◆ **Data rows**:
┌──

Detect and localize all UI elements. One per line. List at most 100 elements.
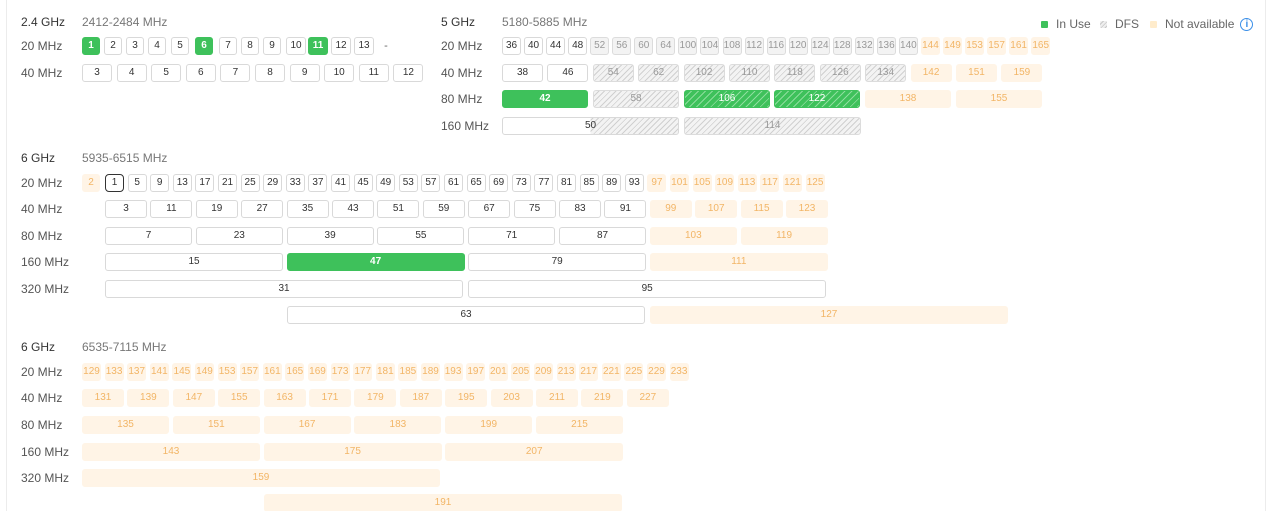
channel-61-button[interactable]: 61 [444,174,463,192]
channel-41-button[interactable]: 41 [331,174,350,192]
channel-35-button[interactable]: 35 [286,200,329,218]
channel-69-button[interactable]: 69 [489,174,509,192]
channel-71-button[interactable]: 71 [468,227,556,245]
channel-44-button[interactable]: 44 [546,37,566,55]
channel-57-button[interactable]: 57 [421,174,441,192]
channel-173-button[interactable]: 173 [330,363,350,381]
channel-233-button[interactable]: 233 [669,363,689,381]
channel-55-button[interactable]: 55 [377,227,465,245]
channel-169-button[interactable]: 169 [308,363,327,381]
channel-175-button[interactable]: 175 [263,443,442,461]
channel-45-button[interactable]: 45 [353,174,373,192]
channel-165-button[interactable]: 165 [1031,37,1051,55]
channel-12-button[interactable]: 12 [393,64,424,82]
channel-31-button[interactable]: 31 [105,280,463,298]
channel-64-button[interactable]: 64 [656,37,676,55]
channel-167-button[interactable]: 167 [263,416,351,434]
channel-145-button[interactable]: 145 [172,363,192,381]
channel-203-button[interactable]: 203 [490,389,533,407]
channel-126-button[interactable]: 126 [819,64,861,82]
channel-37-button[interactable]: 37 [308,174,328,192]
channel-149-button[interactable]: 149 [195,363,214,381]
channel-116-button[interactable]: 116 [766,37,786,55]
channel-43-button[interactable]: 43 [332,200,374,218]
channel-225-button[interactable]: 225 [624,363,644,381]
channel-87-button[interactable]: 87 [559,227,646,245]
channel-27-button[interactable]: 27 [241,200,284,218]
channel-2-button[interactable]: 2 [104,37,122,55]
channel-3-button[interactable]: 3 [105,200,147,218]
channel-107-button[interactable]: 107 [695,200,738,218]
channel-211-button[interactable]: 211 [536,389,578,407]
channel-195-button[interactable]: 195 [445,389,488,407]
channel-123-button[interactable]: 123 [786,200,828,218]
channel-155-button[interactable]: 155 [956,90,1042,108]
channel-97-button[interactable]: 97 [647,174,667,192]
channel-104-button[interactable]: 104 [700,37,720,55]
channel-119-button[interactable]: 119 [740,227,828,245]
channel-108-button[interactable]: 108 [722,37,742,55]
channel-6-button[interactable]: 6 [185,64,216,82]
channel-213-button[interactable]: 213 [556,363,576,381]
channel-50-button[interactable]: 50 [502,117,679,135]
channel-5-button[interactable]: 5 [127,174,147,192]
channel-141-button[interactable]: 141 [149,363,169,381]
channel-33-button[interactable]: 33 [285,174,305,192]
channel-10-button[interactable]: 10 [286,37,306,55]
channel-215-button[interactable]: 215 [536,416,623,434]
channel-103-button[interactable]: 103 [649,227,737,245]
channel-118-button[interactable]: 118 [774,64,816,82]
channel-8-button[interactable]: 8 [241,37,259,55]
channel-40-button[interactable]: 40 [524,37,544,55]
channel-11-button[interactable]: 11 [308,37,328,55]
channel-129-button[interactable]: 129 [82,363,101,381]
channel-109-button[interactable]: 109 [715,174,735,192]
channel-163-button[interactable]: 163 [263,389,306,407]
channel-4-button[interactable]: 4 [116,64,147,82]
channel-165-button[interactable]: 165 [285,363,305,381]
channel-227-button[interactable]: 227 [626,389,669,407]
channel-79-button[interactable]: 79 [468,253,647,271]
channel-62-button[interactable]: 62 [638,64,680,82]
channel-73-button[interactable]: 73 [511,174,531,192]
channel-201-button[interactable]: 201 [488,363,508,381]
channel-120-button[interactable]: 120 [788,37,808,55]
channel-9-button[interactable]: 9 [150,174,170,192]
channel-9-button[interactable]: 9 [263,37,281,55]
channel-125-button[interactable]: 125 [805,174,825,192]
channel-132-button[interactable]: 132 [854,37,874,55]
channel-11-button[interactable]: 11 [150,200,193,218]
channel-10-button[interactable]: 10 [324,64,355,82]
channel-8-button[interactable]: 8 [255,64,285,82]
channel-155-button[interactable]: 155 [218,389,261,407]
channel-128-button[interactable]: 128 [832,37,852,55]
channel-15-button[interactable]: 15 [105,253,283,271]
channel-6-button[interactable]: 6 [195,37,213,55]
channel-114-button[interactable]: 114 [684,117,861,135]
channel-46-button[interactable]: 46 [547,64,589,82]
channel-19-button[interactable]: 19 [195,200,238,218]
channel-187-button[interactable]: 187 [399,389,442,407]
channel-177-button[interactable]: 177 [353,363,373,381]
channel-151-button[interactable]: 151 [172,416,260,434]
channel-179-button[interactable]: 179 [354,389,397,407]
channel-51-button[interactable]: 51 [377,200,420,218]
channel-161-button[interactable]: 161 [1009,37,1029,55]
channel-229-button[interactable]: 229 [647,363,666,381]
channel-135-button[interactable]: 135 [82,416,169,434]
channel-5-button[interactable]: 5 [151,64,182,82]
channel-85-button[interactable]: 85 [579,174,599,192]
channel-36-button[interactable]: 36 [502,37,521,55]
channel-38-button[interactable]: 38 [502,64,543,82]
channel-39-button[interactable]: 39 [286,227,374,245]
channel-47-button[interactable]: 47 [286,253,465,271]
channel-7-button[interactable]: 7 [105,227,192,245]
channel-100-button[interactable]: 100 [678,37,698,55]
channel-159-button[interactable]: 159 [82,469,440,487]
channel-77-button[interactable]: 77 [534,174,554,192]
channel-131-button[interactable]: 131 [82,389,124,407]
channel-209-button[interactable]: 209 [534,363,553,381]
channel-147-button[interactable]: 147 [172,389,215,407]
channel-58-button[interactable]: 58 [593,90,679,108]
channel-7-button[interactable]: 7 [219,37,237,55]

└──
┌──

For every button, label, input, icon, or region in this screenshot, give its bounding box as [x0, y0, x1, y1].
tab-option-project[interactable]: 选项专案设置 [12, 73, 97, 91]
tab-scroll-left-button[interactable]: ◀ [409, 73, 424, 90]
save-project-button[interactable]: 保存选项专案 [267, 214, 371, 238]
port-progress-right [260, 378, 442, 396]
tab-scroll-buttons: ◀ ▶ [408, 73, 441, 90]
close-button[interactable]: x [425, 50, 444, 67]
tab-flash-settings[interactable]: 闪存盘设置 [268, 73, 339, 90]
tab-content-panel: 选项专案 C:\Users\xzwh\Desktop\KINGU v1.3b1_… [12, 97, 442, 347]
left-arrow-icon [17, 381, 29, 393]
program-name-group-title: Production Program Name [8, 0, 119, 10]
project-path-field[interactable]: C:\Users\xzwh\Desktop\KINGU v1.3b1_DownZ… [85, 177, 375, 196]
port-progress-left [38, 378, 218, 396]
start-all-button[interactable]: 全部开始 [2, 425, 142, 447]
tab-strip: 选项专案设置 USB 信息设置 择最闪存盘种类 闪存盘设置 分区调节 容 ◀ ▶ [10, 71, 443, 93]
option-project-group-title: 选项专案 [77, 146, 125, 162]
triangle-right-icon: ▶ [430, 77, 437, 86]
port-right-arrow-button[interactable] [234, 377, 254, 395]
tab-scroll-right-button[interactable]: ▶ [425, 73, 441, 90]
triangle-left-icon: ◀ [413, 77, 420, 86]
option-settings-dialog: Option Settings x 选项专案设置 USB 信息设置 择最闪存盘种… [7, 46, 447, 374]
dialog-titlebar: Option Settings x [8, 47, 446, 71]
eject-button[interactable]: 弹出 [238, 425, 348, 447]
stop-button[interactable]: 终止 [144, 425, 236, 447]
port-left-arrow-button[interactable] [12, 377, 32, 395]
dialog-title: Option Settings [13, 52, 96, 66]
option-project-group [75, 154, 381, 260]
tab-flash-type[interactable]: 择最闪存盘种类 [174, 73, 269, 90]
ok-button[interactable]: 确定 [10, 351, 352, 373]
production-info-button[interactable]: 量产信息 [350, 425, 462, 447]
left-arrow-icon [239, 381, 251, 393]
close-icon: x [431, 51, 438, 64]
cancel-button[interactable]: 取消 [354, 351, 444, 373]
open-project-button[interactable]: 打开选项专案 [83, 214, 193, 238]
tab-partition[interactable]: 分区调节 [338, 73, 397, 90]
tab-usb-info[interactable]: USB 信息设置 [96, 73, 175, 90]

└──
┌──

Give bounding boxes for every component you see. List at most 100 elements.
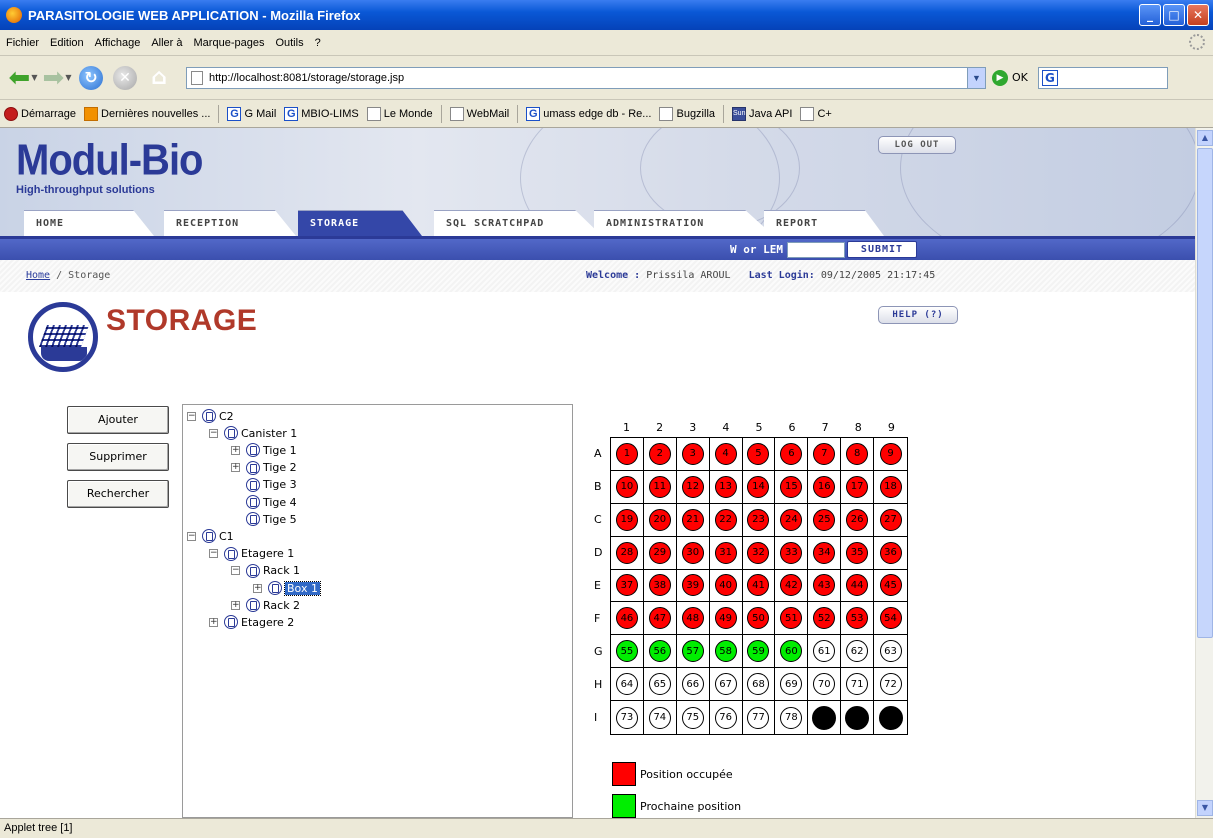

└──

◆ **Job**: Give the stretch of lines from the one containing "For every button, label, input, icon, or" through the one containing "tab-scroll-left-button[interactable]: ◀ [409, 73, 424, 90]" as a two-column CSV with the headers "prompt" and "reply". Put each request's text under "prompt" and its answer under "reply", one row per request, with each value in a single quoted field and its line breaks replaced by spaces.

◆ **Final result**:
prompt,reply
"For every button, label, input, icon, or region in this screenshot, give its bounding box as [x0, y0, x1, y1].","tab-option-project[interactable]: 选项专案设置 [12, 73, 97, 91] tab-scroll-left-button[interactable]: ◀ [409, 73, 424, 90]"